Some records:
::::::::

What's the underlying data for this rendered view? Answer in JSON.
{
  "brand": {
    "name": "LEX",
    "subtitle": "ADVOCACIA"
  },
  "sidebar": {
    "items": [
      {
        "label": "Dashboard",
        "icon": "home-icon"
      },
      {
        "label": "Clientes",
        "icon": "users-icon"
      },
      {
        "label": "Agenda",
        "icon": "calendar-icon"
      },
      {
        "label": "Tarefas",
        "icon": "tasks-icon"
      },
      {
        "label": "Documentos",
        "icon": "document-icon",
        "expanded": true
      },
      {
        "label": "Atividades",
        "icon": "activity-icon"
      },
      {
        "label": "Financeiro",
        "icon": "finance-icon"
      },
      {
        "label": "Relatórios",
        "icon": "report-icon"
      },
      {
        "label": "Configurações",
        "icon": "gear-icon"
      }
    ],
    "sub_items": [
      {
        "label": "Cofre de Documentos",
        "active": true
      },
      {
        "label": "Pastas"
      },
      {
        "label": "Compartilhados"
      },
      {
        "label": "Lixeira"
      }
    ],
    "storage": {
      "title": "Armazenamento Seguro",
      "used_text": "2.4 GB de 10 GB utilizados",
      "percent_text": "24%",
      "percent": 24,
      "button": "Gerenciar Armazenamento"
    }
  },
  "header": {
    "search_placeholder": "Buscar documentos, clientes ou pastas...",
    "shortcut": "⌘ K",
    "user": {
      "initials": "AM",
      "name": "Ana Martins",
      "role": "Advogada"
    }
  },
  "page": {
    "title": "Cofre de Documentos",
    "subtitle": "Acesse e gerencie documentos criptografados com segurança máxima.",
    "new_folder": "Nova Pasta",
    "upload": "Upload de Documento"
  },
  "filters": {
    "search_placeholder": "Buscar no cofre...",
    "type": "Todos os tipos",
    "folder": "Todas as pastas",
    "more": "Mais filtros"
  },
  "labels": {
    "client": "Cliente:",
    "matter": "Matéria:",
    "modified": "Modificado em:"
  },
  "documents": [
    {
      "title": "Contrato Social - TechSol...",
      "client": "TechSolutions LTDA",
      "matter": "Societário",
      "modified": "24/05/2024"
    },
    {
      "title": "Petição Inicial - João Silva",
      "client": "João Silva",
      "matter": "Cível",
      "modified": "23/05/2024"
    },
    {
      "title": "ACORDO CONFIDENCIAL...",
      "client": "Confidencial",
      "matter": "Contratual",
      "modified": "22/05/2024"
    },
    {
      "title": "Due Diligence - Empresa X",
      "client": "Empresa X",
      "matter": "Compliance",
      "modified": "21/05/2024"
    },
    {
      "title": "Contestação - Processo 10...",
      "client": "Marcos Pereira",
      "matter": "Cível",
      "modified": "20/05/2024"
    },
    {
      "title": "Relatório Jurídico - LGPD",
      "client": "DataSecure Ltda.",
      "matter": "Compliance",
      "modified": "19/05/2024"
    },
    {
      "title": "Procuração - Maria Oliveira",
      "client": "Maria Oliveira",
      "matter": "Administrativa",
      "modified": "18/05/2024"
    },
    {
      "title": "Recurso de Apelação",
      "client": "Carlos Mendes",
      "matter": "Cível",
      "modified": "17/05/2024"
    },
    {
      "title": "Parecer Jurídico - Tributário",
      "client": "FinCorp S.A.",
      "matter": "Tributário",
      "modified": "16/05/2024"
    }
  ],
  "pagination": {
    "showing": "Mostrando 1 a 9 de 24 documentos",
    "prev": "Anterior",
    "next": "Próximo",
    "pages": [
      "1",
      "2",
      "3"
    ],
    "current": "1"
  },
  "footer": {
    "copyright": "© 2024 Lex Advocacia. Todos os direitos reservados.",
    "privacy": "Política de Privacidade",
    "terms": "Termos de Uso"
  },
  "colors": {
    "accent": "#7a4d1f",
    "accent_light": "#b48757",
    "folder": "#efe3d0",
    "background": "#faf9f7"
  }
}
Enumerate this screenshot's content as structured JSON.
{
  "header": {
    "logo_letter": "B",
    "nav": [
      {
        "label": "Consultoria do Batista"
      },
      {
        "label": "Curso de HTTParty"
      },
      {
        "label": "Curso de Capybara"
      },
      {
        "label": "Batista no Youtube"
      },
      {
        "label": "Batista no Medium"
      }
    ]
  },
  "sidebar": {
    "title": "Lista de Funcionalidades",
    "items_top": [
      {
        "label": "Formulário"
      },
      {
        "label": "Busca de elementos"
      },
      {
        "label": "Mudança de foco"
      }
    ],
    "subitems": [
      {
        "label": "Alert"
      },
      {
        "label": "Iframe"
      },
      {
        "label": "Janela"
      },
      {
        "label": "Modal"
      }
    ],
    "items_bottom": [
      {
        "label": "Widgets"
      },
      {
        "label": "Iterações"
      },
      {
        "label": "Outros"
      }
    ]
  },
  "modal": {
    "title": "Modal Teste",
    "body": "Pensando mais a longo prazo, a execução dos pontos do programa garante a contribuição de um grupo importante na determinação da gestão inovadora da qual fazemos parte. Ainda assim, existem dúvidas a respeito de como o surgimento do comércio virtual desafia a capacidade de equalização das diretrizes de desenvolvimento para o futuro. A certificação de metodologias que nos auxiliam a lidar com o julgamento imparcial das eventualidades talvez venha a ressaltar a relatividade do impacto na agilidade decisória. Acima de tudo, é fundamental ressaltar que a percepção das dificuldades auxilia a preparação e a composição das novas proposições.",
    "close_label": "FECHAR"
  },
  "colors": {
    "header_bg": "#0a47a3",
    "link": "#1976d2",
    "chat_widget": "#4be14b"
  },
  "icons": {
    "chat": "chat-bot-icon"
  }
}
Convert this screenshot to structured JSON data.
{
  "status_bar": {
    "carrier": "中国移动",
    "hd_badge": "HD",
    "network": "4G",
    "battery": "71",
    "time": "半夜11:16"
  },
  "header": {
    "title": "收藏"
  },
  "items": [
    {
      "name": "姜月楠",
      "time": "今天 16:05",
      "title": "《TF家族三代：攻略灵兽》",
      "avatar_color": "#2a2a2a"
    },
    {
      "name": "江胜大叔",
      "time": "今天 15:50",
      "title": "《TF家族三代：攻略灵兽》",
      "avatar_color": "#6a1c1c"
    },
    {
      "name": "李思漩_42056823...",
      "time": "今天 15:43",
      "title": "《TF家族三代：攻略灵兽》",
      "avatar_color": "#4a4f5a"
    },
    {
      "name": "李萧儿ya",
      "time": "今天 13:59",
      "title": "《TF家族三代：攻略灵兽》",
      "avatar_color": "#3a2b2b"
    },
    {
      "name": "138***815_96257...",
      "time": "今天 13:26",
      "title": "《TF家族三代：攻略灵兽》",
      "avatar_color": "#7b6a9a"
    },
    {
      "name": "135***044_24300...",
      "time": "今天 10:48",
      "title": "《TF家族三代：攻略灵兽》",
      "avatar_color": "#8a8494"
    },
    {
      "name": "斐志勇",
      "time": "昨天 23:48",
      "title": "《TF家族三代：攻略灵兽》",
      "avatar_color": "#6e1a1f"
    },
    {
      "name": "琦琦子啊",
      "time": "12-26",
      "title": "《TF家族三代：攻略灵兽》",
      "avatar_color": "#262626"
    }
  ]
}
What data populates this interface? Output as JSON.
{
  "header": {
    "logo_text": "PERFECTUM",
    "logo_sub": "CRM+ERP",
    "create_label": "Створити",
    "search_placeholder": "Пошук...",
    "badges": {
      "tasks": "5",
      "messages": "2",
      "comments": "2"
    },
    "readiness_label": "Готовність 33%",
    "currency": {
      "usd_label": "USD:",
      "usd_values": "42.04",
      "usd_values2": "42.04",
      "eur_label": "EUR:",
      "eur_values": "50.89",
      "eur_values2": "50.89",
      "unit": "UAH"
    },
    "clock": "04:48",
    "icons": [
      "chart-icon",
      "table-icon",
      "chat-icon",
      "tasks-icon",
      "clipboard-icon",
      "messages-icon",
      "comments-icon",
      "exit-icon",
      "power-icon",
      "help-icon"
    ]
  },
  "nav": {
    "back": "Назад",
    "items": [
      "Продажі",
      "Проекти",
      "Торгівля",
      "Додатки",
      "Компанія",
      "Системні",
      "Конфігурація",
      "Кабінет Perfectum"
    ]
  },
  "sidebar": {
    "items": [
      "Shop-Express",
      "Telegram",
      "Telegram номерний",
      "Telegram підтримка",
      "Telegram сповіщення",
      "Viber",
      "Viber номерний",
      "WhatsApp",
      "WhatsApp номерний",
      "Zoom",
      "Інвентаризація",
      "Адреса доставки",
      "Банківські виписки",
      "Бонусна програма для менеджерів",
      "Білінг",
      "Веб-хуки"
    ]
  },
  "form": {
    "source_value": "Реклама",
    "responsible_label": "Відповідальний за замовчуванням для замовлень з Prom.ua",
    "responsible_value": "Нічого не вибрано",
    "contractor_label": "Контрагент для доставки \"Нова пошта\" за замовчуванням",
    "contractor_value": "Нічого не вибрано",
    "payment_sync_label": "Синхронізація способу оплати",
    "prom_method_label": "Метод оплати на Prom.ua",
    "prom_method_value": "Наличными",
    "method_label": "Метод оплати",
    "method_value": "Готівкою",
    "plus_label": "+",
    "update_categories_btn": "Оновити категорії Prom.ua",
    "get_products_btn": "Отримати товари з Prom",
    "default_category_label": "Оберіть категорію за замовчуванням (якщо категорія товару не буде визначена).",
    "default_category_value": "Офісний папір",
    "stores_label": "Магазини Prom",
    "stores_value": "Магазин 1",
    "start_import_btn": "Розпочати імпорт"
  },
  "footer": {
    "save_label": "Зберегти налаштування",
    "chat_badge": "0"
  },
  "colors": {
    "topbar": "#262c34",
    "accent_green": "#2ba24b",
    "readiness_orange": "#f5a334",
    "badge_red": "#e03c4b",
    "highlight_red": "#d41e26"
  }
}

::::::::

PROBLEM DETAILS: Check each line of the entries for the string "modified". Copy the lines that have it.

FINISHED ANSWER:
    "modified": "Modificado em:"
      "modified": "24/05/2024"
      "modified": "23/05/2024"
      "modified": "22/05/2024"
      "modified": "21/05/2024"
      "modified": "20/05/2024"
      "modified": "19/05/2024"
      "modified": "18/05/2024"
      "modified": "17/05/2024"
      "modified": "16/05/2024"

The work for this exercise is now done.